DOCUMENT SECTION –
--------------------------------------------------

Money is a strange matter; it always appears to be on everyone’s mind, yet at a social gathering, or even in a private conversation, it always seems too much of a personal topic to discuss.northwood-talking-about-money-is-taboo

Money is taboo. When couples come for financial coaching, regardless of how long they have been married, I am always surprised at how difficult it is for them to speak about money. In some cases, we cannot have a joint meeting when we discuss budgets as the subject is simply too toxic.

From an early age, we are taught that it is impolite to talk about money. Even to close friends or family members, it is deemed as ill-mannered to talk about how much something costs or how much money someone earns. Quite simply put, money is a complex subject, and it can stir up many intense emotions when it features in a conversation.

The result of this sensitivity sees us not teach our children about money. For example, think of your own family:

When you were a child, how many times did your parents sit down with you and teach you about money and how to use it? Even if your parents didn’t talk to you about money, you would still have learned about money from them; as well as having probably picked up some bad habits, you would probably also carry the fear of talking openly about money.

Your silence hurts your children today. Whatever the reason for avoiding the subject; whether you feel that you have made too many mistakes, or that you are embarrassed, or that you are afraid of conflict; silence is never a long-term solution.

Silence hurts you: after all, without attention, money problems only tend to get bigger. It’s a powerful symbol representing many different things to many different people. It can symbolise the comfort of being taken care of and loved, as well as bring up issues of dependence and survival. It can symbolise power, control, adoration or seduction.

Money is a way to deal with anxiety and separation issues, while others believe a lack of money may be perceived as a threat to their safety and can give rise to depression and feelings of emptiness.

At Northwood Financial Services cc, we play a game called CashFlow 101 with our clients. In this game, people can become unemployed. We’ve noticed that if a client becomes unemployed more than once, they tend to give up and opt not to play any longer. Although CashFlow 101 is simply an exercise, we don’t have to option to opt out or give up when money troubles become too hard in the real world.

Our advice: ask for help. If, for example, you wanted to learn a new skill, you would seek the help of a tutor. The same principle applies to financial planning, yet few would consider asking for help to deal with money.

--------------------------------------------------

SUPPLIED DATA –
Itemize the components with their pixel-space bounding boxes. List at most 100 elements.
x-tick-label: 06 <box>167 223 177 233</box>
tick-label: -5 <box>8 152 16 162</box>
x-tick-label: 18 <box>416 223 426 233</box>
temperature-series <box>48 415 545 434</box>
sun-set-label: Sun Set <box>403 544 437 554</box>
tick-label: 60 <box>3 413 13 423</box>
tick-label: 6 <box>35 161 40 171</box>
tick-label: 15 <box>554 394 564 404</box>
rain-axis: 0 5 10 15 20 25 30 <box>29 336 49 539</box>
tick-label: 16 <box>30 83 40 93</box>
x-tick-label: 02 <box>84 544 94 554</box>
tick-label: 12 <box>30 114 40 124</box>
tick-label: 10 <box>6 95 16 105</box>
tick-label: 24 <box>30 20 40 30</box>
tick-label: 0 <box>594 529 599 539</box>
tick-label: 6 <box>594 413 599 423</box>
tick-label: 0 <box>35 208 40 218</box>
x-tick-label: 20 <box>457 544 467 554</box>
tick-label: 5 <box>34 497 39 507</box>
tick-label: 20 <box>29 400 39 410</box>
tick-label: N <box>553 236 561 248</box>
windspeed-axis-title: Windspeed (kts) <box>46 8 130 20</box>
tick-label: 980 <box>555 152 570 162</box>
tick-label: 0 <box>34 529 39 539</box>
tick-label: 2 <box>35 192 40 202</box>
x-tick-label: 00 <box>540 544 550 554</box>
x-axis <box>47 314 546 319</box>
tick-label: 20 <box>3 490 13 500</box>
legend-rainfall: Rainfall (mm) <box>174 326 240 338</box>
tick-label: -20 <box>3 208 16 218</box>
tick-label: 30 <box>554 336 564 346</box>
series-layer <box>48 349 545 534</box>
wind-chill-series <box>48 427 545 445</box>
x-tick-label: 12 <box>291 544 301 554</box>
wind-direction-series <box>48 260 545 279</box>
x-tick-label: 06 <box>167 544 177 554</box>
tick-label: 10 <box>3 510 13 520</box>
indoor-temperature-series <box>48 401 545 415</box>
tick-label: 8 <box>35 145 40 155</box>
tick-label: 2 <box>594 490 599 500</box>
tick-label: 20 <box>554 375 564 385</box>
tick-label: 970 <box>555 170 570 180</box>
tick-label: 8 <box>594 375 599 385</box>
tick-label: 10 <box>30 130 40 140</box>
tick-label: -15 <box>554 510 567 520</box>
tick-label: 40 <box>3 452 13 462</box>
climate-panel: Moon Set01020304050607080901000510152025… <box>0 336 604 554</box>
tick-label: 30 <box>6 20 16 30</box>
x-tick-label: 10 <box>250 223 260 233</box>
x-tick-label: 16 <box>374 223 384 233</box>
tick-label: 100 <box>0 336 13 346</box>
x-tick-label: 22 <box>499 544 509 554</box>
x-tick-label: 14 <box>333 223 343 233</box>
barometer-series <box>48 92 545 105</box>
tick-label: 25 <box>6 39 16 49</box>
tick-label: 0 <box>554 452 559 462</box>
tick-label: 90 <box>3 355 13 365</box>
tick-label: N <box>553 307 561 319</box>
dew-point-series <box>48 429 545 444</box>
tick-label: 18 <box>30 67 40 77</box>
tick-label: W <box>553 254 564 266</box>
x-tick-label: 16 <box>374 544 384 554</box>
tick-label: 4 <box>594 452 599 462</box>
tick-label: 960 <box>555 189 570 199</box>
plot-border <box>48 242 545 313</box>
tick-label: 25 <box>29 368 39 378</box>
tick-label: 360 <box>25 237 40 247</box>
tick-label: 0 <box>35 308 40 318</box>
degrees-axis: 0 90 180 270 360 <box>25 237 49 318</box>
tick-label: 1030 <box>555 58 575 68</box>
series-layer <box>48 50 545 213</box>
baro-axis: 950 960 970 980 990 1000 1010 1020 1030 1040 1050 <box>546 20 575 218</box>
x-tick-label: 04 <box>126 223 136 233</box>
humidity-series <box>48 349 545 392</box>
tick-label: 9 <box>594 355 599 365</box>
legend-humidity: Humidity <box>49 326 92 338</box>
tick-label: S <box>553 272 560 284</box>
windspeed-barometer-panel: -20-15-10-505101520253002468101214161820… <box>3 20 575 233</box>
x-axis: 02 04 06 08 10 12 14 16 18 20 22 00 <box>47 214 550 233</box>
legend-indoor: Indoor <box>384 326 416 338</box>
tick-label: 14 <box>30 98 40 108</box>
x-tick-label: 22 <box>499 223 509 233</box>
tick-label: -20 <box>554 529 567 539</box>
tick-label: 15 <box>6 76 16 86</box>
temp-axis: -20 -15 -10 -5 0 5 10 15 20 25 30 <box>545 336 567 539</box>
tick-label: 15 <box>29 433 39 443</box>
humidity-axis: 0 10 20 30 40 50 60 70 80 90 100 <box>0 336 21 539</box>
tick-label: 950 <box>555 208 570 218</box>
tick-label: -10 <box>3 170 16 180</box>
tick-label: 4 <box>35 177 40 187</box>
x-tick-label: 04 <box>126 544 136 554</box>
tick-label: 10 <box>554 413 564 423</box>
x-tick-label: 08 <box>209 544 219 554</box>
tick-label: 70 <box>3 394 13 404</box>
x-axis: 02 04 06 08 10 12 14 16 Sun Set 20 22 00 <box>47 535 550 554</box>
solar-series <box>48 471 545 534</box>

--------------------------------------------------

PROBLEMS AND TASKS –
[a] In the article on talking about money, what game does Northwood Financial Services cc play with its clients?
[b] Please extract the stretch of the article on talking about money from "The result of" through "openly about money.".
[c] Render this sentence from the article on talking about money into Spanish: "From an early age, we are taught that it is impolite to talk about money."

EXERCISE SOLUTIONS –
[a] CashFlow 101

[b]
The result of this sensitivity sees us not teach our children about money. For example, think of your own family:

When you were a child, how many times did your parents sit down with you and teach you about money and how to use it? Even if your parents didn’t talk to you about money, you would still have learned about money from them; as well as having probably picked up some bad habits, you would probably also carry the fear of talking openly about money.

[c] Desde una edad temprana, se nos enseña que es descortés hablar de dinero.